**DO THIS**: Among the entries below, count the lines where the string "document" occurs, and give only the number.

--- RECORDS PROVIDED ---

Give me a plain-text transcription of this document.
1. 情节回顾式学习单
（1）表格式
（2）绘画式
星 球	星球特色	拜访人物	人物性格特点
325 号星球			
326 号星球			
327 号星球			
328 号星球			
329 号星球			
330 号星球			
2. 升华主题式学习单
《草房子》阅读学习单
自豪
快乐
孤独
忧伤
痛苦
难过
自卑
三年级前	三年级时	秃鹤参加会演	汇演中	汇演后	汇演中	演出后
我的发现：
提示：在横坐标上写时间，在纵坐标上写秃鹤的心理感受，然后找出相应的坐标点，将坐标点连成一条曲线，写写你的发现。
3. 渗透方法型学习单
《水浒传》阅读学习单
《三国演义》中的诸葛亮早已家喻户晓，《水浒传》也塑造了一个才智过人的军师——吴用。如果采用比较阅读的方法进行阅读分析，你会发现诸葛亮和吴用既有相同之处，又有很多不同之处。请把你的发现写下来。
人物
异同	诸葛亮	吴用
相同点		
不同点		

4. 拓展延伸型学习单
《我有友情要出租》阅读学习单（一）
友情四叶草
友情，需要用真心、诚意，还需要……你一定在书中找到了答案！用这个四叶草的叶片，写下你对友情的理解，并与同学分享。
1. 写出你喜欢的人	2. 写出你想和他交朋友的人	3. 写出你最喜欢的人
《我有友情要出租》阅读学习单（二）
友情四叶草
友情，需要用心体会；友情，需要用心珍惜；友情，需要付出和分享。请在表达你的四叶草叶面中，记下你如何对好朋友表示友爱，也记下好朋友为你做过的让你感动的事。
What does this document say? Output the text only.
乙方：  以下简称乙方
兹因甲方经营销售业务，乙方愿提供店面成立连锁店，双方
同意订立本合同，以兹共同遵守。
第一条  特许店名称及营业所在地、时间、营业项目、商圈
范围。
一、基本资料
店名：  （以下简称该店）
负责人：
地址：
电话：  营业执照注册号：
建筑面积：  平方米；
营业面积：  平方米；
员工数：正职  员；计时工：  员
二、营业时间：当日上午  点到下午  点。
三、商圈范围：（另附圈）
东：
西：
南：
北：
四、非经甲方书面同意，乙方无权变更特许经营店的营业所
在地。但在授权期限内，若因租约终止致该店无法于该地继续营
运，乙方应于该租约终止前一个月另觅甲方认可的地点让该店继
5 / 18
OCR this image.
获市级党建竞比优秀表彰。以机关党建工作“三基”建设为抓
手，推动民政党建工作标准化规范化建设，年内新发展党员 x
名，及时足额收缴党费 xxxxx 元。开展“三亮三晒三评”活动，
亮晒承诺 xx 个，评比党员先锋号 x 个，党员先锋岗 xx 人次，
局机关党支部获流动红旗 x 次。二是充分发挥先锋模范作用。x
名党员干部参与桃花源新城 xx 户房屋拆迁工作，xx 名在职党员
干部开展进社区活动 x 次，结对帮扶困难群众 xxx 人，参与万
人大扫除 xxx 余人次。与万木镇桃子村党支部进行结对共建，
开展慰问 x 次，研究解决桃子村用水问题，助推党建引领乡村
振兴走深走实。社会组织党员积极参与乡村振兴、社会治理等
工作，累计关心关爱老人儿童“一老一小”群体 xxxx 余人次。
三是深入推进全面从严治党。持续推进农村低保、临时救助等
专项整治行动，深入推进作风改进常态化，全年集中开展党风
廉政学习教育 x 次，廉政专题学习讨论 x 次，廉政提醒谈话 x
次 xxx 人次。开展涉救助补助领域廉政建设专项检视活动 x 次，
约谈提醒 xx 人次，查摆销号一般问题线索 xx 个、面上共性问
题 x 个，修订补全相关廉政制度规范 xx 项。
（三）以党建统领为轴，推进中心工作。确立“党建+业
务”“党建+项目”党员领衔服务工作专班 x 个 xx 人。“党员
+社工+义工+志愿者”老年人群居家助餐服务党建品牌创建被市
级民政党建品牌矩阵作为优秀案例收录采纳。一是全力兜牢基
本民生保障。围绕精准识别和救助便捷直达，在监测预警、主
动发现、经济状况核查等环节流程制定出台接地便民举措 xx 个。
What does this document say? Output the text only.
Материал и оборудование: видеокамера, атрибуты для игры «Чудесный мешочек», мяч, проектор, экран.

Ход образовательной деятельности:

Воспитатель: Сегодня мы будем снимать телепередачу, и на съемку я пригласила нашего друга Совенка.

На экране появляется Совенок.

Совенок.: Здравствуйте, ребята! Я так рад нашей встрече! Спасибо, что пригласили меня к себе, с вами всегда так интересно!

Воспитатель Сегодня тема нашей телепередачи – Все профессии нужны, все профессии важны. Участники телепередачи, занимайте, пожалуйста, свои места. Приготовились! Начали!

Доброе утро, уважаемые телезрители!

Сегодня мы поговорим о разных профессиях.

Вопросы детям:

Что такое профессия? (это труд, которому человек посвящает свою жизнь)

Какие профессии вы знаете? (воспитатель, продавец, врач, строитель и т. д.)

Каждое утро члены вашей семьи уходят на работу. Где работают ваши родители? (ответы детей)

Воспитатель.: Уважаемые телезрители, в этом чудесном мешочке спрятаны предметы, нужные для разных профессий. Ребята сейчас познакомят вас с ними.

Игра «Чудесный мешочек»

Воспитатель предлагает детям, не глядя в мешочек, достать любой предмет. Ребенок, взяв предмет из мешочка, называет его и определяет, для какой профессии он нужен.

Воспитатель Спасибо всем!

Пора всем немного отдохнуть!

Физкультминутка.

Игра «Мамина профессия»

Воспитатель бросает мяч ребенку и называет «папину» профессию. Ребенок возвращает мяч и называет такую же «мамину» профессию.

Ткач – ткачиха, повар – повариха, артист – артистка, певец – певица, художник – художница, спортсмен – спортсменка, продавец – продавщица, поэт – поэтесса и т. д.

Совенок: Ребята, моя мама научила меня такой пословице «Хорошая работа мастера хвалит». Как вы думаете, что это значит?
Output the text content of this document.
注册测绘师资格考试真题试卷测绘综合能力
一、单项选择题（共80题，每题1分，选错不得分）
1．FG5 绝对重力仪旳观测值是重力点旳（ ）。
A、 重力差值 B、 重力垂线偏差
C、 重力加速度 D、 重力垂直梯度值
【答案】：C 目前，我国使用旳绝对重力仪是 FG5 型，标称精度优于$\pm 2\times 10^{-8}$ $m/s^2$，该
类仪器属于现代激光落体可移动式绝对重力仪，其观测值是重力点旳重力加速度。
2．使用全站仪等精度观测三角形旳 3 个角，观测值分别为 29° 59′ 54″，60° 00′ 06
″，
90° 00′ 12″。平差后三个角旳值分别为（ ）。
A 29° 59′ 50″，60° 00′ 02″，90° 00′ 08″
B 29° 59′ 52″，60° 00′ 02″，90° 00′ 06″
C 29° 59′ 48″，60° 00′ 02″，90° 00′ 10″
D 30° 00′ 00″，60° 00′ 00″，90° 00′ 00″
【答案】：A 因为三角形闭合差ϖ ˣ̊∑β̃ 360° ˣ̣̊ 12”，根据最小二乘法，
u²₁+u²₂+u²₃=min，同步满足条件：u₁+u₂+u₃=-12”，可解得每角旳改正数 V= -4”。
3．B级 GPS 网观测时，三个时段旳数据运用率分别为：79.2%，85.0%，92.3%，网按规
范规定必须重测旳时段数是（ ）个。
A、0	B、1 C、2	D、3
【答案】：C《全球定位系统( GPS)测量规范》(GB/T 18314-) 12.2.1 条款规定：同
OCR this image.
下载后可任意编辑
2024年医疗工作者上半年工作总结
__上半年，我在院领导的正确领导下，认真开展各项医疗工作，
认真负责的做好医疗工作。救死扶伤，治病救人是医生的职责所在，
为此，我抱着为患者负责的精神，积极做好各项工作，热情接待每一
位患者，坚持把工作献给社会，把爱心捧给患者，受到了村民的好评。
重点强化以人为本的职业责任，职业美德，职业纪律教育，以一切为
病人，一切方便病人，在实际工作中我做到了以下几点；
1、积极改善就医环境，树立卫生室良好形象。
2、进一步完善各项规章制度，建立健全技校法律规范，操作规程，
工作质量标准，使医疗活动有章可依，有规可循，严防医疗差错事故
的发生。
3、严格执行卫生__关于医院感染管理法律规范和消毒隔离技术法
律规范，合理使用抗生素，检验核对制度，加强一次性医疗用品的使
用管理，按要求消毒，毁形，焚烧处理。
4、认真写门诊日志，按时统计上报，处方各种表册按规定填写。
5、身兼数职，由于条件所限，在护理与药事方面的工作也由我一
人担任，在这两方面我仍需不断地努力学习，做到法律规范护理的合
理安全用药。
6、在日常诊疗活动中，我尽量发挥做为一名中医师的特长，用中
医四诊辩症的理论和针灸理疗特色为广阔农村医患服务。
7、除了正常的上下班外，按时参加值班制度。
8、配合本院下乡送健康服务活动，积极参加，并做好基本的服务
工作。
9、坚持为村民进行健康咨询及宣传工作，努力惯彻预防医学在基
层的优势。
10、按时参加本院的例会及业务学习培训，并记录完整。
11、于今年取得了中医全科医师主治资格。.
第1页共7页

---

**OUTPUT OF THE EXERCISE**: 4